Start AVAILABLE RECORDS
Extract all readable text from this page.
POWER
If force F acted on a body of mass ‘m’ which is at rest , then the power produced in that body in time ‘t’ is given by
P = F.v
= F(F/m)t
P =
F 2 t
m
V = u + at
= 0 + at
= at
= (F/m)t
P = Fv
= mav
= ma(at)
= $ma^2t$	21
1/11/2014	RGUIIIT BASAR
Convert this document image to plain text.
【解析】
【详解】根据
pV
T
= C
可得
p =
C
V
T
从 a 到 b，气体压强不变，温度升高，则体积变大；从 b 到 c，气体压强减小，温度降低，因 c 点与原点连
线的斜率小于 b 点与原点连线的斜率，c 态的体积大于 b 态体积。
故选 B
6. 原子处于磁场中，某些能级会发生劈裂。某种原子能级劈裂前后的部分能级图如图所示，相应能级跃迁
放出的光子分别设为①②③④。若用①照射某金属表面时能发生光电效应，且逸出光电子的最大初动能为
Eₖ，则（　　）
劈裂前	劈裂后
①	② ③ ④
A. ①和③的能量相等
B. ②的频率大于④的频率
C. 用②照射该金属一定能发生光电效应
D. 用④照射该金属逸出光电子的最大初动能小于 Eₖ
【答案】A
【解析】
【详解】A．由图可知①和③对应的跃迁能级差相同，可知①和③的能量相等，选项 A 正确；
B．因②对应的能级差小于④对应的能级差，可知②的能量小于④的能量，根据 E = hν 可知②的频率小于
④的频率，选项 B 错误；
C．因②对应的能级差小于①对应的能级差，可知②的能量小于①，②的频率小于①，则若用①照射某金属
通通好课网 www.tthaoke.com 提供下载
End AVAILABLE RECORDS
Please quote every record above exactly as it appears.

> **RESULT BELOW**:
Extract all readable text from this page.
POWER
If force F acted on a body of mass ‘m’ which is at rest , then the power produced in that body in time ‘t’ is given by
P = F.v
= F(F/m)t
P =
F 2 t
m
V = u + at
= 0 + at
= at
= (F/m)t
P = Fv
= mav
= ma(at)
= $ma^2t$	21
1/11/2014	RGUIIIT BASAR
Convert this document image to plain text.
【解析】
【详解】根据
pV
T
= C
可得
p =
C
V
T
从 a 到 b，气体压强不变，温度升高，则体积变大；从 b 到 c，气体压强减小，温度降低，因 c 点与原点连
线的斜率小于 b 点与原点连线的斜率，c 态的体积大于 b 态体积。
故选 B
6. 原子处于磁场中，某些能级会发生劈裂。某种原子能级劈裂前后的部分能级图如图所示，相应能级跃迁
放出的光子分别设为①②③④。若用①照射某金属表面时能发生光电效应，且逸出光电子的最大初动能为
Eₖ，则（　　）
劈裂前	劈裂后
①	② ③ ④
A. ①和③的能量相等
B. ②的频率大于④的频率
C. 用②照射该金属一定能发生光电效应
D. 用④照射该金属逸出光电子的最大初动能小于 Eₖ
【答案】A
【解析】
【详解】A．由图可知①和③对应的跃迁能级差相同，可知①和③的能量相等，选项 A 正确；
B．因②对应的能级差小于④对应的能级差，可知②的能量小于④的能量，根据 E = hν 可知②的频率小于
④的频率，选项 B 错误；
C．因②对应的能级差小于①对应的能级差，可知②的能量小于①，②的频率小于①，则若用①照射某金属
通通好课网 www.tthaoke.com 提供下载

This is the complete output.